Stored entries
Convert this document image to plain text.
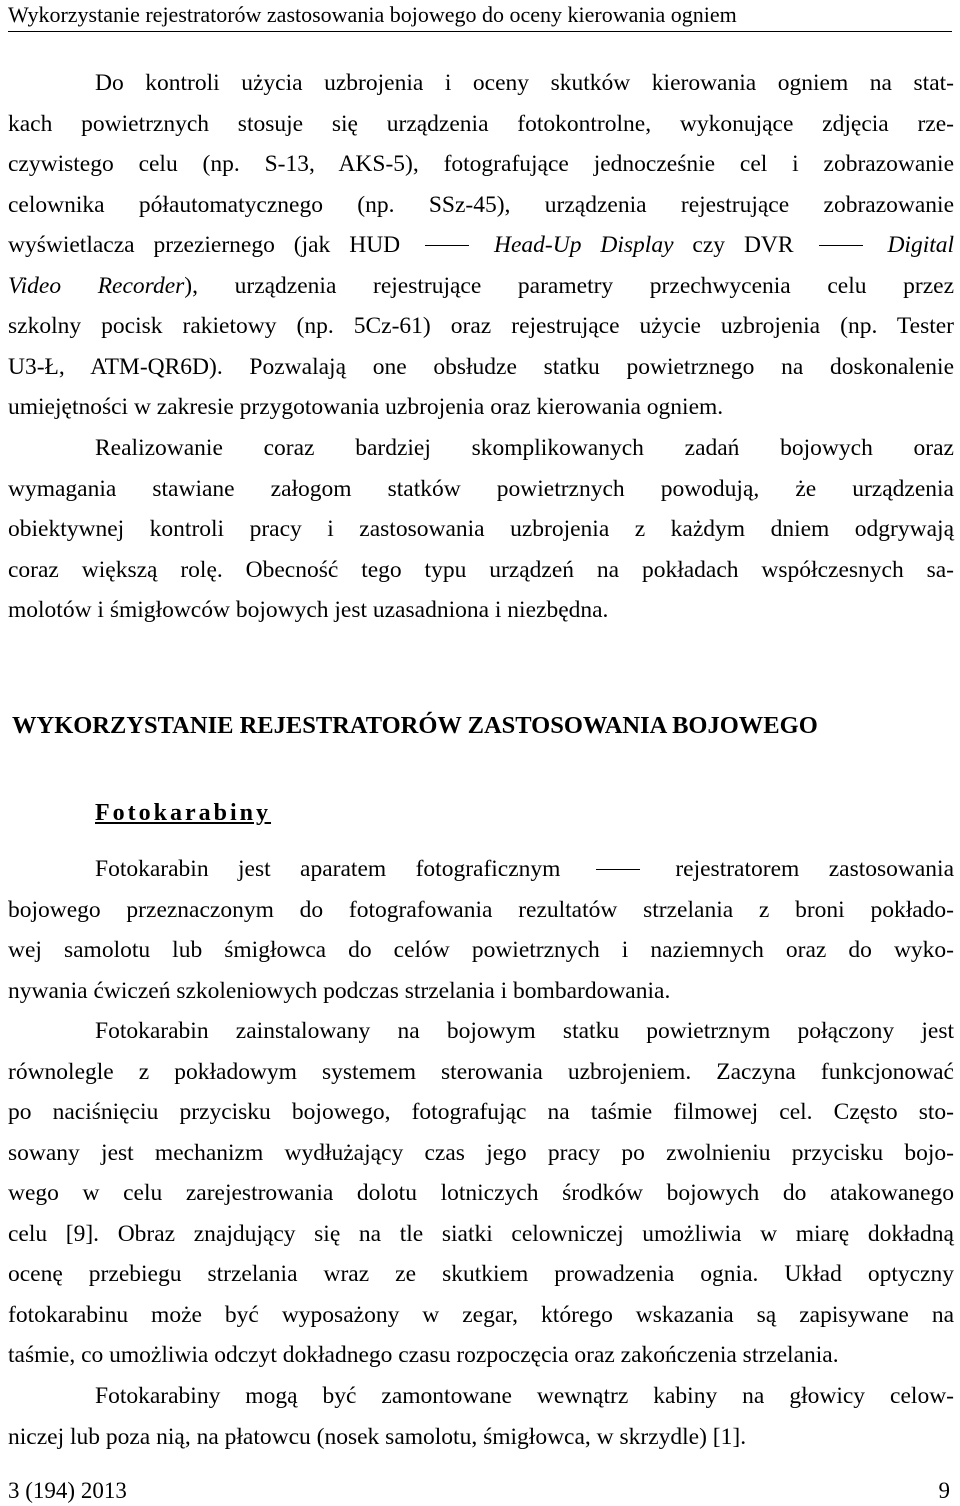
Wykorzystanie rejestratorów zastosowania bojowego do oceny kierowania ogniem

Do kontroli użycia uzbrojenia i oceny skutków kierowania ogniem na stat-
kach powietrznych stosuje się urządzenia fotokontrolne, wykonujące zdjęcia rze-
czywistego celu (np. S-13, AKS-5), fotografujące jednocześnie cel i zobrazowanie
celownika półautomatycznego (np. SSz-45), urządzenia rejestrujące zobrazowanie
wyświetlacza przeziernego (jak HUD	Head-Up Display czy DVR	Digital
Video Recorder), urządzenia rejestrujące parametry przechwycenia celu przez
szkolny pocisk rakietowy (np. 5Cz-61) oraz rejestrujące użycie uzbrojenia (np. Tester
U3-Ł, ATM-QR6D). Pozwalają one obsłudze statku powietrznego na doskonalenie
umiejętności w zakresie przygotowania uzbrojenia oraz kierowania ogniem.

Realizowanie coraz bardziej skomplikowanych zadań bojowych oraz
wymagania stawiane załogom statków powietrznych powodują, że urządzenia
obiektywnej kontroli pracy i zastosowania uzbrojenia z każdym dniem odgrywają
coraz większą rolę. Obecność tego typu urządzeń na pokładach współczesnych sa-
molotów i śmigłowców bojowych jest uzasadniona i niezbędna.

WYKORZYSTANIE REJESTRATORÓW ZASTOSOWANIA BOJOWEGO
Fotokarabiny

Fotokarabin jest aparatem fotograficznym	rejestratorem zastosowania
bojowego przeznaczonym do fotografowania rezultatów strzelania z broni pokłado-
wej samolotu lub śmigłowca do celów powietrznych i naziemnych oraz do wyko-
nywania ćwiczeń szkoleniowych podczas strzelania i bombardowania.

Fotokarabin zainstalowany na bojowym statku powietrznym połączony jest
równolegle z pokładowym systemem sterowania uzbrojeniem. Zaczyna funkcjonować
po naciśnięciu przycisku bojowego, fotografując na taśmie filmowej cel. Często sto-
sowany jest mechanizm wydłużający czas jego pracy po zwolnieniu przycisku bojo-
wego w celu zarejestrowania dolotu lotniczych środków bojowych do atakowanego
celu [9]. Obraz znajdujący się na tle siatki celowniczej umożliwia w miarę dokładną
ocenę przebiegu strzelania wraz ze skutkiem prowadzenia ognia. Układ optyczny
fotokarabinu może być wyposażony w zegar, którego wskazania są zapisywane na
taśmie, co umożliwia odczyt dokładnego czasu rozpoczęcia oraz zakończenia strzelania.

Fotokarabiny mogą być zamontowane wewnątrz kabiny na głowicy celow-
niczej lub poza nią, na płatowcu (nosek samolotu, śmigłowca, w skrzydle) [1].

3 (194) 2013	9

What to do
Repeat the material above in full and exactly, omitting the pictures.

Exercise output
Convert this document image to plain text.
Wykorzystanie rejestratorów zastosowania bojowego do oceny kierowania ogniem

Do kontroli użycia uzbrojenia i oceny skutków kierowania ogniem na stat-
kach powietrznych stosuje się urządzenia fotokontrolne, wykonujące zdjęcia rze-
czywistego celu (np. S-13, AKS-5), fotografujące jednocześnie cel i zobrazowanie
celownika półautomatycznego (np. SSz-45), urządzenia rejestrujące zobrazowanie
wyświetlacza przeziernego (jak HUD	Head-Up Display czy DVR	Digital
Video Recorder), urządzenia rejestrujące parametry przechwycenia celu przez
szkolny pocisk rakietowy (np. 5Cz-61) oraz rejestrujące użycie uzbrojenia (np. Tester
U3-Ł, ATM-QR6D). Pozwalają one obsłudze statku powietrznego na doskonalenie
umiejętności w zakresie przygotowania uzbrojenia oraz kierowania ogniem.

Realizowanie coraz bardziej skomplikowanych zadań bojowych oraz
wymagania stawiane załogom statków powietrznych powodują, że urządzenia
obiektywnej kontroli pracy i zastosowania uzbrojenia z każdym dniem odgrywają
coraz większą rolę. Obecność tego typu urządzeń na pokładach współczesnych sa-
molotów i śmigłowców bojowych jest uzasadniona i niezbędna.

WYKORZYSTANIE REJESTRATORÓW ZASTOSOWANIA BOJOWEGO
Fotokarabiny

Fotokarabin jest aparatem fotograficznym	rejestratorem zastosowania
bojowego przeznaczonym do fotografowania rezultatów strzelania z broni pokłado-
wej samolotu lub śmigłowca do celów powietrznych i naziemnych oraz do wyko-
nywania ćwiczeń szkoleniowych podczas strzelania i bombardowania.

Fotokarabin zainstalowany na bojowym statku powietrznym połączony jest
równolegle z pokładowym systemem sterowania uzbrojeniem. Zaczyna funkcjonować
po naciśnięciu przycisku bojowego, fotografując na taśmie filmowej cel. Często sto-
sowany jest mechanizm wydłużający czas jego pracy po zwolnieniu przycisku bojo-
wego w celu zarejestrowania dolotu lotniczych środków bojowych do atakowanego
celu [9]. Obraz znajdujący się na tle siatki celowniczej umożliwia w miarę dokładną
ocenę przebiegu strzelania wraz ze skutkiem prowadzenia ognia. Układ optyczny
fotokarabinu może być wyposażony w zegar, którego wskazania są zapisywane na
taśmie, co umożliwia odczyt dokładnego czasu rozpoczęcia oraz zakończenia strzelania.

Fotokarabiny mogą być zamontowane wewnątrz kabiny na głowicy celow-
niczej lub poza nią, na płatowcu (nosek samolotu, śmigłowca, w skrzydle) [1].

3 (194) 2013	9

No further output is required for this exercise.